WHAT TO WORK ON - Copy out the listing that follows, exactly, without its pictures.

SOURCE RECORDS -
────────────────────

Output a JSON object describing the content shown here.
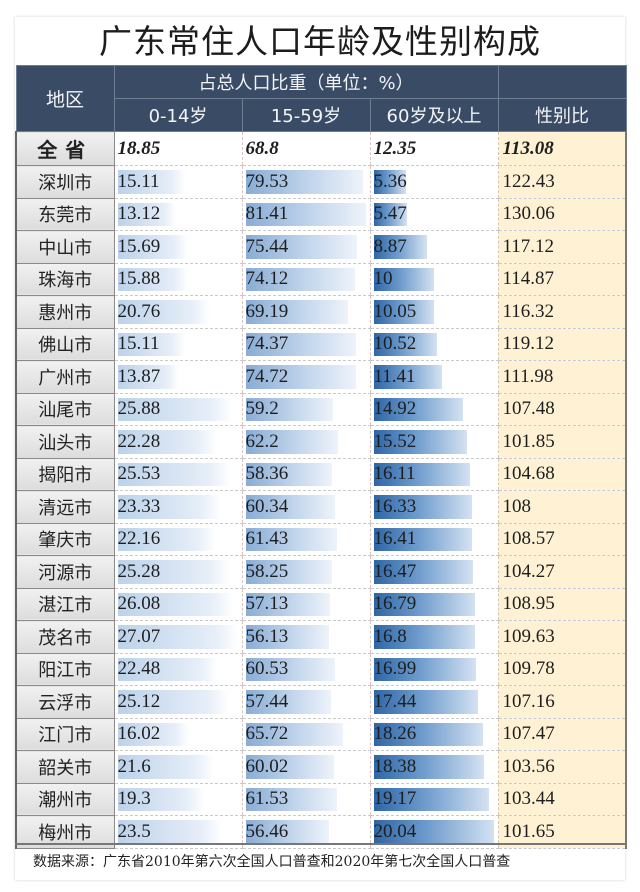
{
  "title": "广东常住人口年龄及性别构成",
  "header": {
    "region": "地区",
    "share_group": "占总人口比重（单位：%）",
    "col_0_14": "0-14岁",
    "col_15_59": "15-59岁",
    "col_60_plus": "60岁及以上",
    "col_sex_ratio": "性别比"
  },
  "colors": {
    "header_bg": "#3a4b66",
    "sex_ratio_bg": "#fff1d4",
    "bar_60_plus": "#2e66a6",
    "bar_15_59": "#89acd5",
    "bar_0_14": "#bcd2ea"
  },
  "total": {
    "name": "全省",
    "a0_14": "18.85",
    "a15_59": "68.8",
    "a60": "12.35",
    "sex_ratio": "113.08"
  },
  "rows": [
    {
      "name": "深圳市",
      "a0_14": "15.11",
      "a15_59": "79.53",
      "a60": "5.36",
      "sex_ratio": "122.43"
    },
    {
      "name": "东莞市",
      "a0_14": "13.12",
      "a15_59": "81.41",
      "a60": "5.47",
      "sex_ratio": "130.06"
    },
    {
      "name": "中山市",
      "a0_14": "15.69",
      "a15_59": "75.44",
      "a60": "8.87",
      "sex_ratio": "117.12"
    },
    {
      "name": "珠海市",
      "a0_14": "15.88",
      "a15_59": "74.12",
      "a60": "10",
      "sex_ratio": "114.87"
    },
    {
      "name": "惠州市",
      "a0_14": "20.76",
      "a15_59": "69.19",
      "a60": "10.05",
      "sex_ratio": "116.32"
    },
    {
      "name": "佛山市",
      "a0_14": "15.11",
      "a15_59": "74.37",
      "a60": "10.52",
      "sex_ratio": "119.12"
    },
    {
      "name": "广州市",
      "a0_14": "13.87",
      "a15_59": "74.72",
      "a60": "11.41",
      "sex_ratio": "111.98"
    },
    {
      "name": "汕尾市",
      "a0_14": "25.88",
      "a15_59": "59.2",
      "a60": "14.92",
      "sex_ratio": "107.48"
    },
    {
      "name": "汕头市",
      "a0_14": "22.28",
      "a15_59": "62.2",
      "a60": "15.52",
      "sex_ratio": "101.85"
    },
    {
      "name": "揭阳市",
      "a0_14": "25.53",
      "a15_59": "58.36",
      "a60": "16.11",
      "sex_ratio": "104.68"
    },
    {
      "name": "清远市",
      "a0_14": "23.33",
      "a15_59": "60.34",
      "a60": "16.33",
      "sex_ratio": "108"
    },
    {
      "name": "肇庆市",
      "a0_14": "22.16",
      "a15_59": "61.43",
      "a60": "16.41",
      "sex_ratio": "108.57"
    },
    {
      "name": "河源市",
      "a0_14": "25.28",
      "a15_59": "58.25",
      "a60": "16.47",
      "sex_ratio": "104.27"
    },
    {
      "name": "湛江市",
      "a0_14": "26.08",
      "a15_59": "57.13",
      "a60": "16.79",
      "sex_ratio": "108.95"
    },
    {
      "name": "茂名市",
      "a0_14": "27.07",
      "a15_59": "56.13",
      "a60": "16.8",
      "sex_ratio": "109.63"
    },
    {
      "name": "阳江市",
      "a0_14": "22.48",
      "a15_59": "60.53",
      "a60": "16.99",
      "sex_ratio": "109.78"
    },
    {
      "name": "云浮市",
      "a0_14": "25.12",
      "a15_59": "57.44",
      "a60": "17.44",
      "sex_ratio": "107.16"
    },
    {
      "name": "江门市",
      "a0_14": "16.02",
      "a15_59": "65.72",
      "a60": "18.26",
      "sex_ratio": "107.47"
    },
    {
      "name": "韶关市",
      "a0_14": "21.6",
      "a15_59": "60.02",
      "a60": "18.38",
      "sex_ratio": "103.56"
    },
    {
      "name": "潮州市",
      "a0_14": "19.3",
      "a15_59": "61.53",
      "a60": "19.17",
      "sex_ratio": "103.44"
    },
    {
      "name": "梅州市",
      "a0_14": "23.5",
      "a15_59": "56.46",
      "a60": "20.04",
      "sex_ratio": "101.65"
    }
  ],
  "footer": "数据来源：广东省2010年第六次全国人口普查和2020年第七次全国人口普查",
  "chart_data": {
    "type": "table",
    "title": "广东常住人口年龄及性别构成",
    "columns": [
      "地区",
      "0-14岁",
      "15-59岁",
      "60岁及以上",
      "性别比"
    ],
    "unit": "占总人口比重（单位：%）",
    "categories": [
      "全省",
      "深圳市",
      "东莞市",
      "中山市",
      "珠海市",
      "惠州市",
      "佛山市",
      "广州市",
      "汕尾市",
      "汕头市",
      "揭阳市",
      "清远市",
      "肇庆市",
      "河源市",
      "湛江市",
      "茂名市",
      "阳江市",
      "云浮市",
      "江门市",
      "韶关市",
      "潮州市",
      "梅州市"
    ],
    "series": [
      {
        "name": "0-14岁",
        "values": [
          18.85,
          15.11,
          13.12,
          15.69,
          15.88,
          20.76,
          15.11,
          13.87,
          25.88,
          22.28,
          25.53,
          23.33,
          22.16,
          25.28,
          26.08,
          27.07,
          22.48,
          25.12,
          16.02,
          21.6,
          19.3,
          23.5
        ]
      },
      {
        "name": "15-59岁",
        "values": [
          68.8,
          79.53,
          81.41,
          75.44,
          74.12,
          69.19,
          74.37,
          74.72,
          59.2,
          62.2,
          58.36,
          60.34,
          61.43,
          58.25,
          57.13,
          56.13,
          60.53,
          57.44,
          65.72,
          60.02,
          61.53,
          56.46
        ]
      },
      {
        "name": "60岁及以上",
        "values": [
          12.35,
          5.36,
          5.47,
          8.87,
          10,
          10.05,
          10.52,
          11.41,
          14.92,
          15.52,
          16.11,
          16.33,
          16.41,
          16.47,
          16.79,
          16.8,
          16.99,
          17.44,
          18.26,
          18.38,
          19.17,
          20.04
        ]
      },
      {
        "name": "性别比",
        "values": [
          113.08,
          122.43,
          130.06,
          117.12,
          114.87,
          116.32,
          119.12,
          111.98,
          107.48,
          101.85,
          104.68,
          108,
          108.57,
          104.27,
          108.95,
          109.63,
          109.78,
          107.16,
          107.47,
          103.56,
          103.44,
          101.65
        ]
      }
    ],
    "source": "广东省2010年第六次全国人口普查和2020年第七次全国人口普查"
  }
}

────────────────────

SOLUTION TO THIS PROBLEM -
Output a JSON object describing the content shown here.
{
  "title": "广东常住人口年龄及性别构成",
  "header": {
    "region": "地区",
    "share_group": "占总人口比重（单位：%）",
    "col_0_14": "0-14岁",
    "col_15_59": "15-59岁",
    "col_60_plus": "60岁及以上",
    "col_sex_ratio": "性别比"
  },
  "colors": {
    "header_bg": "#3a4b66",
    "sex_ratio_bg": "#fff1d4",
    "bar_60_plus": "#2e66a6",
    "bar_15_59": "#89acd5",
    "bar_0_14": "#bcd2ea"
  },
  "total": {
    "name": "全省",
    "a0_14": "18.85",
    "a15_59": "68.8",
    "a60": "12.35",
    "sex_ratio": "113.08"
  },
  "rows": [
    {
      "name": "深圳市",
      "a0_14": "15.11",
      "a15_59": "79.53",
      "a60": "5.36",
      "sex_ratio": "122.43"
    },
    {
      "name": "东莞市",
      "a0_14": "13.12",
      "a15_59": "81.41",
      "a60": "5.47",
      "sex_ratio": "130.06"
    },
    {
      "name": "中山市",
      "a0_14": "15.69",
      "a15_59": "75.44",
      "a60": "8.87",
      "sex_ratio": "117.12"
    },
    {
      "name": "珠海市",
      "a0_14": "15.88",
      "a15_59": "74.12",
      "a60": "10",
      "sex_ratio": "114.87"
    },
    {
      "name": "惠州市",
      "a0_14": "20.76",
      "a15_59": "69.19",
      "a60": "10.05",
      "sex_ratio": "116.32"
    },
    {
      "name": "佛山市",
      "a0_14": "15.11",
      "a15_59": "74.37",
      "a60": "10.52",
      "sex_ratio": "119.12"
    },
    {
      "name": "广州市",
      "a0_14": "13.87",
      "a15_59": "74.72",
      "a60": "11.41",
      "sex_ratio": "111.98"
    },
    {
      "name": "汕尾市",
      "a0_14": "25.88",
      "a15_59": "59.2",
      "a60": "14.92",
      "sex_ratio": "107.48"
    },
    {
      "name": "汕头市",
      "a0_14": "22.28",
      "a15_59": "62.2",
      "a60": "15.52",
      "sex_ratio": "101.85"
    },
    {
      "name": "揭阳市",
      "a0_14": "25.53",
      "a15_59": "58.36",
      "a60": "16.11",
      "sex_ratio": "104.68"
    },
    {
      "name": "清远市",
      "a0_14": "23.33",
      "a15_59": "60.34",
      "a60": "16.33",
      "sex_ratio": "108"
    },
    {
      "name": "肇庆市",
      "a0_14": "22.16",
      "a15_59": "61.43",
      "a60": "16.41",
      "sex_ratio": "108.57"
    },
    {
      "name": "河源市",
      "a0_14": "25.28",
      "a15_59": "58.25",
      "a60": "16.47",
      "sex_ratio": "104.27"
    },
    {
      "name": "湛江市",
      "a0_14": "26.08",
      "a15_59": "57.13",
      "a60": "16.79",
      "sex_ratio": "108.95"
    },
    {
      "name": "茂名市",
      "a0_14": "27.07",
      "a15_59": "56.13",
      "a60": "16.8",
      "sex_ratio": "109.63"
    },
    {
      "name": "阳江市",
      "a0_14": "22.48",
      "a15_59": "60.53",
      "a60": "16.99",
      "sex_ratio": "109.78"
    },
    {
      "name": "云浮市",
      "a0_14": "25.12",
      "a15_59": "57.44",
      "a60": "17.44",
      "sex_ratio": "107.16"
    },
    {
      "name": "江门市",
      "a0_14": "16.02",
      "a15_59": "65.72",
      "a60": "18.26",
      "sex_ratio": "107.47"
    },
    {
      "name": "韶关市",
      "a0_14": "21.6",
      "a15_59": "60.02",
      "a60": "18.38",
      "sex_ratio": "103.56"
    },
    {
      "name": "潮州市",
      "a0_14": "19.3",
      "a15_59": "61.53",
      "a60": "19.17",
      "sex_ratio": "103.44"
    },
    {
      "name": "梅州市",
      "a0_14": "23.5",
      "a15_59": "56.46",
      "a60": "20.04",
      "sex_ratio": "101.65"
    }
  ],
  "footer": "数据来源：广东省2010年第六次全国人口普查和2020年第七次全国人口普查",
  "chart_data": {
    "type": "table",
    "title": "广东常住人口年龄及性别构成",
    "columns": [
      "地区",
      "0-14岁",
      "15-59岁",
      "60岁及以上",
      "性别比"
    ],
    "unit": "占总人口比重（单位：%）",
    "categories": [
      "全省",
      "深圳市",
      "东莞市",
      "中山市",
      "珠海市",
      "惠州市",
      "佛山市",
      "广州市",
      "汕尾市",
      "汕头市",
      "揭阳市",
      "清远市",
      "肇庆市",
      "河源市",
      "湛江市",
      "茂名市",
      "阳江市",
      "云浮市",
      "江门市",
      "韶关市",
      "潮州市",
      "梅州市"
    ],
    "series": [
      {
        "name": "0-14岁",
        "values": [
          18.85,
          15.11,
          13.12,
          15.69,
          15.88,
          20.76,
          15.11,
          13.87,
          25.88,
          22.28,
          25.53,
          23.33,
          22.16,
          25.28,
          26.08,
          27.07,
          22.48,
          25.12,
          16.02,
          21.6,
          19.3,
          23.5
        ]
      },
      {
        "name": "15-59岁",
        "values": [
          68.8,
          79.53,
          81.41,
          75.44,
          74.12,
          69.19,
          74.37,
          74.72,
          59.2,
          62.2,
          58.36,
          60.34,
          61.43,
          58.25,
          57.13,
          56.13,
          60.53,
          57.44,
          65.72,
          60.02,
          61.53,
          56.46
        ]
      },
      {
        "name": "60岁及以上",
        "values": [
          12.35,
          5.36,
          5.47,
          8.87,
          10,
          10.05,
          10.52,
          11.41,
          14.92,
          15.52,
          16.11,
          16.33,
          16.41,
          16.47,
          16.79,
          16.8,
          16.99,
          17.44,
          18.26,
          18.38,
          19.17,
          20.04
        ]
      },
      {
        "name": "性别比",
        "values": [
          113.08,
          122.43,
          130.06,
          117.12,
          114.87,
          116.32,
          119.12,
          111.98,
          107.48,
          101.85,
          104.68,
          108,
          108.57,
          104.27,
          108.95,
          109.63,
          109.78,
          107.16,
          107.47,
          103.56,
          103.44,
          101.65
        ]
      }
    ],
    "source": "广东省2010年第六次全国人口普查和2020年第七次全国人口普查"
  }
}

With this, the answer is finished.